[Collection entries]
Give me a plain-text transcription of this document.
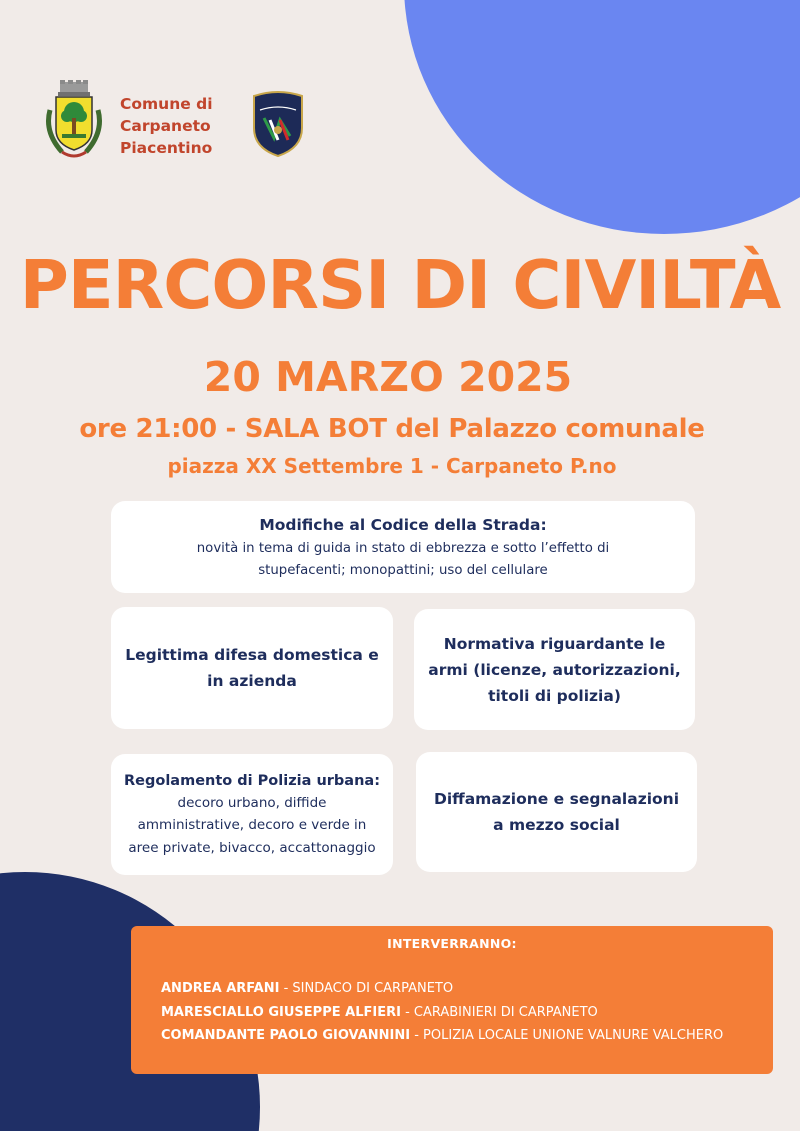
Comune di
Carpaneto
Piacentino
PERCORSI DI CIVILTÀ
20 MARZO 2025
ore 21:00 - SALA BOT del Palazzo comunale
piazza XX Settembre 1 - Carpaneto P.no
Modifiche al Codice della Strada:
novità in tema di guida in stato di ebbrezza e sotto l’effetto di
stupefacenti; monopattini; uso del cellulare
Legittima difesa domestica e
in azienda
Normativa riguardante le
armi (licenze, autorizzazioni,
titoli di polizia)
Regolamento di Polizia urbana:
decoro urbano, diffide
amministrative, decoro e verde in
aree private, bivacco, accattonaggio
Diffamazione e segnalazioni
a mezzo social
INTERVERRANNO:
ANDREA ARFANI - SINDACO DI CARPANETO
MARESCIALLO GIUSEPPE ALFIERI - CARABINIERI DI CARPANETO
COMANDANTE PAOLO GIOVANNINI - POLIZIA LOCALE UNIONE VALNURE VALCHERO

(AIM) Transcribe the entries above verbatim, omitting their pictures.

(RESULT)
Give me a plain-text transcription of this document.
Comune di
Carpaneto
Piacentino
PERCORSI DI CIVILTÀ
20 MARZO 2025
ore 21:00 - SALA BOT del Palazzo comunale
piazza XX Settembre 1 - Carpaneto P.no
Modifiche al Codice della Strada:
novità in tema di guida in stato di ebbrezza e sotto l’effetto di
stupefacenti; monopattini; uso del cellulare
Legittima difesa domestica e
in azienda
Normativa riguardante le
armi (licenze, autorizzazioni,
titoli di polizia)
Regolamento di Polizia urbana:
decoro urbano, diffide
amministrative, decoro e verde in
aree private, bivacco, accattonaggio
Diffamazione e segnalazioni
a mezzo social
INTERVERRANNO:
ANDREA ARFANI - SINDACO DI CARPANETO
MARESCIALLO GIUSEPPE ALFIERI - CARABINIERI DI CARPANETO
COMANDANTE PAOLO GIOVANNINI - POLIZIA LOCALE UNIONE VALNURE VALCHERO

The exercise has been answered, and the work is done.